* Exercise brief *
Please reproduce exactly the lines between the line holding "Convert this chart" and the line holding "What data populates this interface?", inclusive, leaving out any pictures.

* Extracted information *
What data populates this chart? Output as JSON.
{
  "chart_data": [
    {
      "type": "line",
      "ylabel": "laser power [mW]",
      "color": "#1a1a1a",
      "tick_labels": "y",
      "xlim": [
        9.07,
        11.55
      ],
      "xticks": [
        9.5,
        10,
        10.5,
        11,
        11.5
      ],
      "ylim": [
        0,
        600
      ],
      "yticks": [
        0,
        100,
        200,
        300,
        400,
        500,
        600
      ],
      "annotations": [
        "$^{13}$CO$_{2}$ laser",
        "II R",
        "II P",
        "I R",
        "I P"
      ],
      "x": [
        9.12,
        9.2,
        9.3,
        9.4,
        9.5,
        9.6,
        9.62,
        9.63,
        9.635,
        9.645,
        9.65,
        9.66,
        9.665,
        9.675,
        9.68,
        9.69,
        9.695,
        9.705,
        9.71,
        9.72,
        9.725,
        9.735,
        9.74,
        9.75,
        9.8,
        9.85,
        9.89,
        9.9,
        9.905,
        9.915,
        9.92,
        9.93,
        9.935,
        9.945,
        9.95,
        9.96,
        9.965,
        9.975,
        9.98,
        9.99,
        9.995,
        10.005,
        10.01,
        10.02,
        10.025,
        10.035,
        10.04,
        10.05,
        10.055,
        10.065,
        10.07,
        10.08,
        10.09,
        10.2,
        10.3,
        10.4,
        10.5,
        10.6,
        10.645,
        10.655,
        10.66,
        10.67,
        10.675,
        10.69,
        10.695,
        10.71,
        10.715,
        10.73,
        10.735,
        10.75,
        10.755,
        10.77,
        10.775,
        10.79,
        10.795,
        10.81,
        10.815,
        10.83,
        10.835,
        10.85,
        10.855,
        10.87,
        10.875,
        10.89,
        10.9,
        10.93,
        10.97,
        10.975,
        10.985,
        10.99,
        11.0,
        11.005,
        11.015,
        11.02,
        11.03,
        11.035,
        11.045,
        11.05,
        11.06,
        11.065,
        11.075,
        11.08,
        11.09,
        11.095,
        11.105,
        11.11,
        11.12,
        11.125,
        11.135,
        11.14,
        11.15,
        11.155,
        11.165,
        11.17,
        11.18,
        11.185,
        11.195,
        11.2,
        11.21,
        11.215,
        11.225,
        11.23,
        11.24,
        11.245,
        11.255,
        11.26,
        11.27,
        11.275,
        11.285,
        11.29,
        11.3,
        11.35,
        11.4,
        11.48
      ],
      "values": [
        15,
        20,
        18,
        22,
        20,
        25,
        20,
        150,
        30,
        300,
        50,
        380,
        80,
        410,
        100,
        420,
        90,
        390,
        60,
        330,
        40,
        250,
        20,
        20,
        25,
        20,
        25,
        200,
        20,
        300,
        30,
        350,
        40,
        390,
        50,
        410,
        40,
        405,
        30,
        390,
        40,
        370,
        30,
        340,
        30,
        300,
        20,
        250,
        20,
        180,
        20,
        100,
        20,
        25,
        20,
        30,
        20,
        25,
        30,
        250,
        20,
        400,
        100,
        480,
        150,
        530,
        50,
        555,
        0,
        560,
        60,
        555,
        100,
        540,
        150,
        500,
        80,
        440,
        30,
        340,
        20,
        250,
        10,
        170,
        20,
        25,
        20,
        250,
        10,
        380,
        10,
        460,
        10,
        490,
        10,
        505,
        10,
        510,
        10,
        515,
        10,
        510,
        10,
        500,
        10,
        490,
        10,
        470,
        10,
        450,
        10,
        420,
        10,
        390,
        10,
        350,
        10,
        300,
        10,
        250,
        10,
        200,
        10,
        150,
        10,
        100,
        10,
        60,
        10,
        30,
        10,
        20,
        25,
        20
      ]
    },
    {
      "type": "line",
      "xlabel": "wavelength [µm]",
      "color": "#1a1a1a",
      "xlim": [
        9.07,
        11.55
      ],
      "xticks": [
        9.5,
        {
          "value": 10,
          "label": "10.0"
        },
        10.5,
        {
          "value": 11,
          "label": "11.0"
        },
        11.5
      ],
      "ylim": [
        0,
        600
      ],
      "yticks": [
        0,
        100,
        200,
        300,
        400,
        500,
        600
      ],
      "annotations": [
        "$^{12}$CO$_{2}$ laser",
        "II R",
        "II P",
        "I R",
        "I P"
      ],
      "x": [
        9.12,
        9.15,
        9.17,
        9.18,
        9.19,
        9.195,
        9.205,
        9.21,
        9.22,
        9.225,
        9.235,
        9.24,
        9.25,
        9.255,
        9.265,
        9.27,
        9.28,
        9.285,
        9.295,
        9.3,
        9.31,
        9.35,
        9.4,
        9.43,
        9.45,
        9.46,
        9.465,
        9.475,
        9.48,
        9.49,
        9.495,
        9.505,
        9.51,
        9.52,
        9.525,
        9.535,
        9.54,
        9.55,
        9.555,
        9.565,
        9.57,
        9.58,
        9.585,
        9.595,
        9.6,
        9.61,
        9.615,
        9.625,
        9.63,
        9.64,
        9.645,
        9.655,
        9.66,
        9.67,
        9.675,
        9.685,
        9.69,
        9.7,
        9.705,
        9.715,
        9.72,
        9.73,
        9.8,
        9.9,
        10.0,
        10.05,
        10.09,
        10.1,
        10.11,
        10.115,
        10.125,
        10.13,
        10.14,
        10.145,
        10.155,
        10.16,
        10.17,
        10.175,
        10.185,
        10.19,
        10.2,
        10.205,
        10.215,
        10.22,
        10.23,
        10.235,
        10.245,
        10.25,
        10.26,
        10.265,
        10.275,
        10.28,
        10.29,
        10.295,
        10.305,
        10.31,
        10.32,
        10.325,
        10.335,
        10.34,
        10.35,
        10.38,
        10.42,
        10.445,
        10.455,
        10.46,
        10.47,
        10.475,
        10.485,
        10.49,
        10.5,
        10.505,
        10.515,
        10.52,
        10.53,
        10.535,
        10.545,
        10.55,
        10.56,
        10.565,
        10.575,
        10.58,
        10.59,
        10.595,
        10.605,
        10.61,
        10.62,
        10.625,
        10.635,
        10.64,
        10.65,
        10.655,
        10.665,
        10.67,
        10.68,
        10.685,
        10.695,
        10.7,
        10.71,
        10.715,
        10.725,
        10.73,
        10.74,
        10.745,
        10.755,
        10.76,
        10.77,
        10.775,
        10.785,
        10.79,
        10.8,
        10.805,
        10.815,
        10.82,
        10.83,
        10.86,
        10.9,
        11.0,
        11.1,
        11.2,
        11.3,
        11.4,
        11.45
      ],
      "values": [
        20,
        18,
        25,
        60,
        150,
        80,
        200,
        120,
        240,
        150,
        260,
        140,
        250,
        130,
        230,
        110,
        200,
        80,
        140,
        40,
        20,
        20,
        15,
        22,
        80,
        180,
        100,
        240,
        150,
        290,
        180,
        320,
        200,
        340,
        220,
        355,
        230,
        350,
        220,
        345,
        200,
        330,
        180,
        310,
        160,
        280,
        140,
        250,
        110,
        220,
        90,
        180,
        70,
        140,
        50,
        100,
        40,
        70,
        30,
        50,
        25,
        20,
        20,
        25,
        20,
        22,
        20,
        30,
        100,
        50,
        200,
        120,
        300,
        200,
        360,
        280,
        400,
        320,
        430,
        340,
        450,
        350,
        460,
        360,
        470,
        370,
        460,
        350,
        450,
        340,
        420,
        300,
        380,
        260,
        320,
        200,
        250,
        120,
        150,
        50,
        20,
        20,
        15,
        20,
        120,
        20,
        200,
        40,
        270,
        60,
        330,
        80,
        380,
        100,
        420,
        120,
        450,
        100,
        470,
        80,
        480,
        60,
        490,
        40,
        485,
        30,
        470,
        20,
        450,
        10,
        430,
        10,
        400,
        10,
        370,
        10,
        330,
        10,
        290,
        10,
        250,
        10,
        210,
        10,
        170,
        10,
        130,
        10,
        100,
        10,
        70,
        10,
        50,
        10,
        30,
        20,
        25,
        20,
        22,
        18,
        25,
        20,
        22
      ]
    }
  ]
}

...

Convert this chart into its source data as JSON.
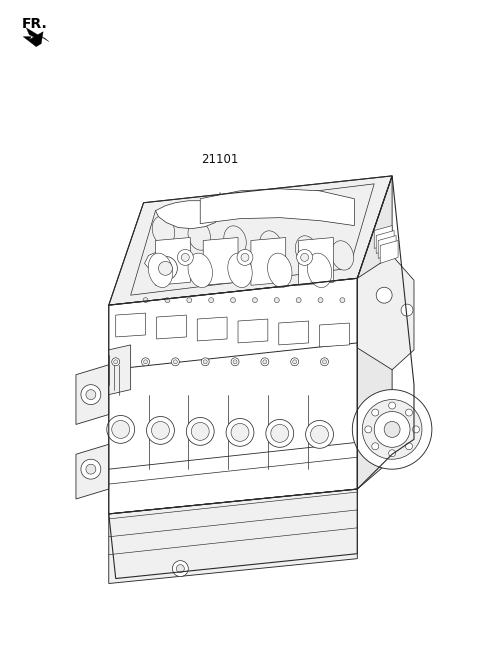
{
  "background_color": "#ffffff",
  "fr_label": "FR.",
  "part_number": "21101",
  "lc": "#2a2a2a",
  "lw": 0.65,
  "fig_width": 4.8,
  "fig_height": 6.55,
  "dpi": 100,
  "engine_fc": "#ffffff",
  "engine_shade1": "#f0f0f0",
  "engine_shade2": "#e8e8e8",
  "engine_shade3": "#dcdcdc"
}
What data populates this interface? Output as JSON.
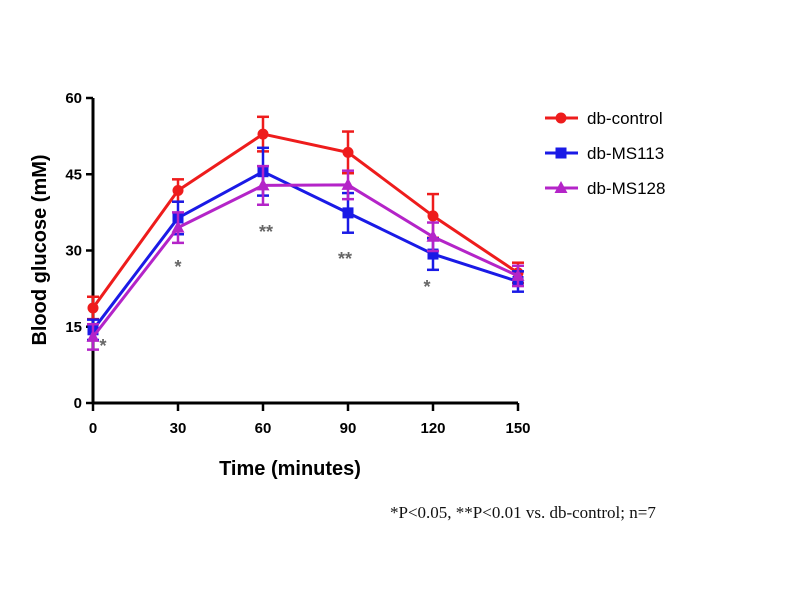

* Written answer *
Convert this chart into its source data as JSON.
{
  "background_color": "#ffffff",
  "fr_label": "FR.",
  "part_number": "21101",
  "lc": "#2a2a2a",
  "lw": 0.65,
  "fig_width": 4.8,
  "fig_height": 6.55,
  "dpi": 100,
  "engine_fc": "#ffffff",
  "engine_shade1": "#f0f0f0",
  "engine_shade2": "#e8e8e8",
  "engine_shade3": "#dcdcdc"
}
What data populates this interface? Output as JSON.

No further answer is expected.